(Recorded data)
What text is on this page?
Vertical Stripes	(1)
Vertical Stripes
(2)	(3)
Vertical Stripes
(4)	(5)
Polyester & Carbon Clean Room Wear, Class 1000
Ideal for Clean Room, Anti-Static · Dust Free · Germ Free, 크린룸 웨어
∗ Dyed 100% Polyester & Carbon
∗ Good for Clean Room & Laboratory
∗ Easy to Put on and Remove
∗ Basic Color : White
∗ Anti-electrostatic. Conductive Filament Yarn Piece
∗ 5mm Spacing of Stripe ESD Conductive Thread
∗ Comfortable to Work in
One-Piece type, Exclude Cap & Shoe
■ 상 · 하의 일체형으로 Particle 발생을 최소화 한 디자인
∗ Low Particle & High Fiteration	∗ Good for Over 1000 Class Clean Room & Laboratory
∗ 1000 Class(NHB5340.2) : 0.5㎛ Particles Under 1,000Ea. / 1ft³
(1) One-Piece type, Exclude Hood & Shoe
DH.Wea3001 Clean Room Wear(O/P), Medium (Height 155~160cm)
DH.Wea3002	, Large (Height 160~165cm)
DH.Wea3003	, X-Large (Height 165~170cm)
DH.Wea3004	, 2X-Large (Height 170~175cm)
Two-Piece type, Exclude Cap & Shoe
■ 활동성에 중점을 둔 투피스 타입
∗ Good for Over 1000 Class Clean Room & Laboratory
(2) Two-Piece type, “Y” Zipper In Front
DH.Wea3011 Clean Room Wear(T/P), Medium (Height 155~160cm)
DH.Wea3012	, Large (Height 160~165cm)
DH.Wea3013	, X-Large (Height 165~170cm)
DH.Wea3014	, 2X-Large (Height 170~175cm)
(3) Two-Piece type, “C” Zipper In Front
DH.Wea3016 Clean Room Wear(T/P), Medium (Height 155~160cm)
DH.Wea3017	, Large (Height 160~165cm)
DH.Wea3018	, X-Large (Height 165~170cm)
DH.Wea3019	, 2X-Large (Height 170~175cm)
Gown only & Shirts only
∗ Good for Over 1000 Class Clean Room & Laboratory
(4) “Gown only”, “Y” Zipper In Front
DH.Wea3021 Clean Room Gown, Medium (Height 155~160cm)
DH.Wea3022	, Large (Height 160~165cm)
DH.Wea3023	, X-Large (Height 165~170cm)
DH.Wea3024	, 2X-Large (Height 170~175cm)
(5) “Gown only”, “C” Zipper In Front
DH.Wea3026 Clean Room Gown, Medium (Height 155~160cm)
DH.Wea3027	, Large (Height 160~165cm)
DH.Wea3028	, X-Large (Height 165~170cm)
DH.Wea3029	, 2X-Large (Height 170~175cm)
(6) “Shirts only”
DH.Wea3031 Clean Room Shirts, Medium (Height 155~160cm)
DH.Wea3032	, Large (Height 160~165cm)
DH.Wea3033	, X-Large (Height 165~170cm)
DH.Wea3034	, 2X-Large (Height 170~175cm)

> **PROBLEM TO SOLVE**
Pull out every line of the records that includes the string "Medium".

> **OUTPUT BELOW**
DH.Wea3001 Clean Room Wear(O/P), Medium (Height 155~160cm)
DH.Wea3011 Clean Room Wear(T/P), Medium (Height 155~160cm)
DH.Wea3016 Clean Room Wear(T/P), Medium (Height 155~160cm)
DH.Wea3021 Clean Room Gown, Medium (Height 155~160cm)
DH.Wea3026 Clean Room Gown, Medium (Height 155~160cm)
DH.Wea3031 Clean Room Shirts, Medium (Height 155~160cm)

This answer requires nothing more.